• WRITTEN PROBLEM
Print the data exactly as it is given, please.

• PROVIDED RECORDS
+++++
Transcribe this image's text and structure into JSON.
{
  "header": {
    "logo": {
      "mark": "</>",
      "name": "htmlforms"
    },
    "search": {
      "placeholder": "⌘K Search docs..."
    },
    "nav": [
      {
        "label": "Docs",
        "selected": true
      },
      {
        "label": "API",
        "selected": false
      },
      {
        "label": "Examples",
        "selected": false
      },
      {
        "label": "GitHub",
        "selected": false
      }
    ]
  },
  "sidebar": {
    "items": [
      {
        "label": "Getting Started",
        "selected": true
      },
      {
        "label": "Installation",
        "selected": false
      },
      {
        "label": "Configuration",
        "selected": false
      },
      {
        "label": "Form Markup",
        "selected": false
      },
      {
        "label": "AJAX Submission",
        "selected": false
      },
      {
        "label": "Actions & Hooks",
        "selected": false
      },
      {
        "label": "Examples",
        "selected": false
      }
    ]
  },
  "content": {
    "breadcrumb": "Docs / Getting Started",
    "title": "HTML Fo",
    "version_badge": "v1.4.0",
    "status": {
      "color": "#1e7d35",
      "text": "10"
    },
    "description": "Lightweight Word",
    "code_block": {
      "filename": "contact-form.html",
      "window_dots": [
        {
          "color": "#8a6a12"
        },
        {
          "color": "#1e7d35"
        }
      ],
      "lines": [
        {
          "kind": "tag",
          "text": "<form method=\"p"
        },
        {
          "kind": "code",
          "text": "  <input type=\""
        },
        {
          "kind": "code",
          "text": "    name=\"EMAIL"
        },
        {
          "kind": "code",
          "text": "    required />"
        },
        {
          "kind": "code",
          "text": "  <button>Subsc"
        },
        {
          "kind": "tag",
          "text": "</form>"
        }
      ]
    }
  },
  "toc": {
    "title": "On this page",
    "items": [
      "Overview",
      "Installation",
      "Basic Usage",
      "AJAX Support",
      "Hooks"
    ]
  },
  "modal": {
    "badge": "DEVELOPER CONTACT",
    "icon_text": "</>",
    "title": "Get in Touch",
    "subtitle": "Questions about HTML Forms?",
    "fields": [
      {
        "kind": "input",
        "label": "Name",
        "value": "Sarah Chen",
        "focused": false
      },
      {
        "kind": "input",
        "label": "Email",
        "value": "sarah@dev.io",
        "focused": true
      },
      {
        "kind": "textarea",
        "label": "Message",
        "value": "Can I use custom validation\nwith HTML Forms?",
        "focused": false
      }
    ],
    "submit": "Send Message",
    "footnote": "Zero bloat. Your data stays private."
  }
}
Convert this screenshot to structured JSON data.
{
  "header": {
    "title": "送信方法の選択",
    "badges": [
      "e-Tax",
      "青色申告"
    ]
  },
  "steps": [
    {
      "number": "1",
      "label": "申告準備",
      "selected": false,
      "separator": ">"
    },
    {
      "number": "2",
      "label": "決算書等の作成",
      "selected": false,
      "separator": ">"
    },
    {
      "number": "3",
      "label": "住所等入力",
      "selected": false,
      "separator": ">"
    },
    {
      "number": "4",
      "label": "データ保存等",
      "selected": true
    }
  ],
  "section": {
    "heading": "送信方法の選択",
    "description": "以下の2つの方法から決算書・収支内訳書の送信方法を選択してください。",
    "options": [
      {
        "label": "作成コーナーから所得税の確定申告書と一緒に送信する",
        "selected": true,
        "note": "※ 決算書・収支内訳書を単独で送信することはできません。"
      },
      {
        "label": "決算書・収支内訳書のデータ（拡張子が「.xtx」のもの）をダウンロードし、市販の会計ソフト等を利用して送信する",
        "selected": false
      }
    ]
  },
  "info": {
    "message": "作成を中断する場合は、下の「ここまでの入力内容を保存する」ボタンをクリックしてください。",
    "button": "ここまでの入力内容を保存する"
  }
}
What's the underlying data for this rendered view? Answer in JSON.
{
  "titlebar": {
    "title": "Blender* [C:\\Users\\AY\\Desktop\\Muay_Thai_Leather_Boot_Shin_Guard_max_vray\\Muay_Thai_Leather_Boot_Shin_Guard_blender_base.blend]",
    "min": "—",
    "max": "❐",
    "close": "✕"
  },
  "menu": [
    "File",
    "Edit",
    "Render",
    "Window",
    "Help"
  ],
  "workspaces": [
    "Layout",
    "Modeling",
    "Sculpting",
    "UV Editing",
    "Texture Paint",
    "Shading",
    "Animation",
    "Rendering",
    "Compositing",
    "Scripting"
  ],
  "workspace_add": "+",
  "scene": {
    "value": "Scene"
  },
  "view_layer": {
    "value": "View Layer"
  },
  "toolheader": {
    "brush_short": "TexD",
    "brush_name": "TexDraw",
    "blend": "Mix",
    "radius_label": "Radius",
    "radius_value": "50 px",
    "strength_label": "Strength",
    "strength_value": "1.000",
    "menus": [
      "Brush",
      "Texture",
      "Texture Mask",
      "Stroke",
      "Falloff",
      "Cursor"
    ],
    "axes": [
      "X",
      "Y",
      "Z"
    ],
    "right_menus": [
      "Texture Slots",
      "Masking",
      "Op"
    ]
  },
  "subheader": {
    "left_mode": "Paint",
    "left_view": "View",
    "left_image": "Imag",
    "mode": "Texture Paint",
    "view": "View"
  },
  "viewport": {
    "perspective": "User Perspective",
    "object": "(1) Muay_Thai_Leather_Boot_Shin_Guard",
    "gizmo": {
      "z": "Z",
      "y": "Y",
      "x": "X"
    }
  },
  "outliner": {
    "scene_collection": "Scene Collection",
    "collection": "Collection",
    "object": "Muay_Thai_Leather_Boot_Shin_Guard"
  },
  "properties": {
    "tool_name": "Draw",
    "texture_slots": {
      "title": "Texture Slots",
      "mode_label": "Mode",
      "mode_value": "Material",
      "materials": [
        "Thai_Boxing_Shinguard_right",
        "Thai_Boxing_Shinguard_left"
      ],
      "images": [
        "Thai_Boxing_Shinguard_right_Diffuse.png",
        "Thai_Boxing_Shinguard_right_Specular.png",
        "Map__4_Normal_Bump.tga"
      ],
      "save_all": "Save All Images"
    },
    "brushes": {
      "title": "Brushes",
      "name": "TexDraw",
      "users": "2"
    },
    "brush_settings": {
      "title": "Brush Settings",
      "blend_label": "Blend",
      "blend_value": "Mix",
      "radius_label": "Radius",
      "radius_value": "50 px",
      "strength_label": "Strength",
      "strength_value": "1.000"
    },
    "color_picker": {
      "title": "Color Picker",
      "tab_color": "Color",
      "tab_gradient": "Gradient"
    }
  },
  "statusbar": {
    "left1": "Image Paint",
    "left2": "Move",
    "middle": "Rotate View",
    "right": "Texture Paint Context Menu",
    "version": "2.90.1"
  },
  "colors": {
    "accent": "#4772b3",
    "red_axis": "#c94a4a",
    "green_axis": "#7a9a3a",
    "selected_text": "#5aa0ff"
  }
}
+++++
• RESPONSE BELOW
Transcribe this image's text and structure into JSON.
{
  "header": {
    "logo": {
      "mark": "</>",
      "name": "htmlforms"
    },
    "search": {
      "placeholder": "⌘K Search docs..."
    },
    "nav": [
      {
        "label": "Docs",
        "selected": true
      },
      {
        "label": "API",
        "selected": false
      },
      {
        "label": "Examples",
        "selected": false
      },
      {
        "label": "GitHub",
        "selected": false
      }
    ]
  },
  "sidebar": {
    "items": [
      {
        "label": "Getting Started",
        "selected": true
      },
      {
        "label": "Installation",
        "selected": false
      },
      {
        "label": "Configuration",
        "selected": false
      },
      {
        "label": "Form Markup",
        "selected": false
      },
      {
        "label": "AJAX Submission",
        "selected": false
      },
      {
        "label": "Actions & Hooks",
        "selected": false
      },
      {
        "label": "Examples",
        "selected": false
      }
    ]
  },
  "content": {
    "breadcrumb": "Docs / Getting Started",
    "title": "HTML Fo",
    "version_badge": "v1.4.0",
    "status": {
      "color": "#1e7d35",
      "text": "10"
    },
    "description": "Lightweight Word",
    "code_block": {
      "filename": "contact-form.html",
      "window_dots": [
        {
          "color": "#8a6a12"
        },
        {
          "color": "#1e7d35"
        }
      ],
      "lines": [
        {
          "kind": "tag",
          "text": "<form method=\"p"
        },
        {
          "kind": "code",
          "text": "  <input type=\""
        },
        {
          "kind": "code",
          "text": "    name=\"EMAIL"
        },
        {
          "kind": "code",
          "text": "    required />"
        },
        {
          "kind": "code",
          "text": "  <button>Subsc"
        },
        {
          "kind": "tag",
          "text": "</form>"
        }
      ]
    }
  },
  "toc": {
    "title": "On this page",
    "items": [
      "Overview",
      "Installation",
      "Basic Usage",
      "AJAX Support",
      "Hooks"
    ]
  },
  "modal": {
    "badge": "DEVELOPER CONTACT",
    "icon_text": "</>",
    "title": "Get in Touch",
    "subtitle": "Questions about HTML Forms?",
    "fields": [
      {
        "kind": "input",
        "label": "Name",
        "value": "Sarah Chen",
        "focused": false
      },
      {
        "kind": "input",
        "label": "Email",
        "value": "sarah@dev.io",
        "focused": true
      },
      {
        "kind": "textarea",
        "label": "Message",
        "value": "Can I use custom validation\nwith HTML Forms?",
        "focused": false
      }
    ],
    "submit": "Send Message",
    "footnote": "Zero bloat. Your data stays private."
  }
}
Convert this screenshot to structured JSON data.
{
  "header": {
    "title": "送信方法の選択",
    "badges": [
      "e-Tax",
      "青色申告"
    ]
  },
  "steps": [
    {
      "number": "1",
      "label": "申告準備",
      "selected": false,
      "separator": ">"
    },
    {
      "number": "2",
      "label": "決算書等の作成",
      "selected": false,
      "separator": ">"
    },
    {
      "number": "3",
      "label": "住所等入力",
      "selected": false,
      "separator": ">"
    },
    {
      "number": "4",
      "label": "データ保存等",
      "selected": true
    }
  ],
  "section": {
    "heading": "送信方法の選択",
    "description": "以下の2つの方法から決算書・収支内訳書の送信方法を選択してください。",
    "options": [
      {
        "label": "作成コーナーから所得税の確定申告書と一緒に送信する",
        "selected": true,
        "note": "※ 決算書・収支内訳書を単独で送信することはできません。"
      },
      {
        "label": "決算書・収支内訳書のデータ（拡張子が「.xtx」のもの）をダウンロードし、市販の会計ソフト等を利用して送信する",
        "selected": false
      }
    ]
  },
  "info": {
    "message": "作成を中断する場合は、下の「ここまでの入力内容を保存する」ボタンをクリックしてください。",
    "button": "ここまでの入力内容を保存する"
  }
}
What's the underlying data for this rendered view? Answer in JSON.
{
  "titlebar": {
    "title": "Blender* [C:\\Users\\AY\\Desktop\\Muay_Thai_Leather_Boot_Shin_Guard_max_vray\\Muay_Thai_Leather_Boot_Shin_Guard_blender_base.blend]",
    "min": "—",
    "max": "❐",
    "close": "✕"
  },
  "menu": [
    "File",
    "Edit",
    "Render",
    "Window",
    "Help"
  ],
  "workspaces": [
    "Layout",
    "Modeling",
    "Sculpting",
    "UV Editing",
    "Texture Paint",
    "Shading",
    "Animation",
    "Rendering",
    "Compositing",
    "Scripting"
  ],
  "workspace_add": "+",
  "scene": {
    "value": "Scene"
  },
  "view_layer": {
    "value": "View Layer"
  },
  "toolheader": {
    "brush_short": "TexD",
    "brush_name": "TexDraw",
    "blend": "Mix",
    "radius_label": "Radius",
    "radius_value": "50 px",
    "strength_label": "Strength",
    "strength_value": "1.000",
    "menus": [
      "Brush",
      "Texture",
      "Texture Mask",
      "Stroke",
      "Falloff",
      "Cursor"
    ],
    "axes": [
      "X",
      "Y",
      "Z"
    ],
    "right_menus": [
      "Texture Slots",
      "Masking",
      "Op"
    ]
  },
  "subheader": {
    "left_mode": "Paint",
    "left_view": "View",
    "left_image": "Imag",
    "mode": "Texture Paint",
    "view": "View"
  },
  "viewport": {
    "perspective": "User Perspective",
    "object": "(1) Muay_Thai_Leather_Boot_Shin_Guard",
    "gizmo": {
      "z": "Z",
      "y": "Y",
      "x": "X"
    }
  },
  "outliner": {
    "scene_collection": "Scene Collection",
    "collection": "Collection",
    "object": "Muay_Thai_Leather_Boot_Shin_Guard"
  },
  "properties": {
    "tool_name": "Draw",
    "texture_slots": {
      "title": "Texture Slots",
      "mode_label": "Mode",
      "mode_value": "Material",
      "materials": [
        "Thai_Boxing_Shinguard_right",
        "Thai_Boxing_Shinguard_left"
      ],
      "images": [
        "Thai_Boxing_Shinguard_right_Diffuse.png",
        "Thai_Boxing_Shinguard_right_Specular.png",
        "Map__4_Normal_Bump.tga"
      ],
      "save_all": "Save All Images"
    },
    "brushes": {
      "title": "Brushes",
      "name": "TexDraw",
      "users": "2"
    },
    "brush_settings": {
      "title": "Brush Settings",
      "blend_label": "Blend",
      "blend_value": "Mix",
      "radius_label": "Radius",
      "radius_value": "50 px",
      "strength_label": "Strength",
      "strength_value": "1.000"
    },
    "color_picker": {
      "title": "Color Picker",
      "tab_color": "Color",
      "tab_gradient": "Gradient"
    }
  },
  "statusbar": {
    "left1": "Image Paint",
    "left2": "Move",
    "middle": "Rotate View",
    "right": "Texture Paint Context Menu",
    "version": "2.90.1"
  },
  "colors": {
    "accent": "#4772b3",
    "red_axis": "#c94a4a",
    "green_axis": "#7a9a3a",
    "selected_text": "#5aa0ff"
  }
}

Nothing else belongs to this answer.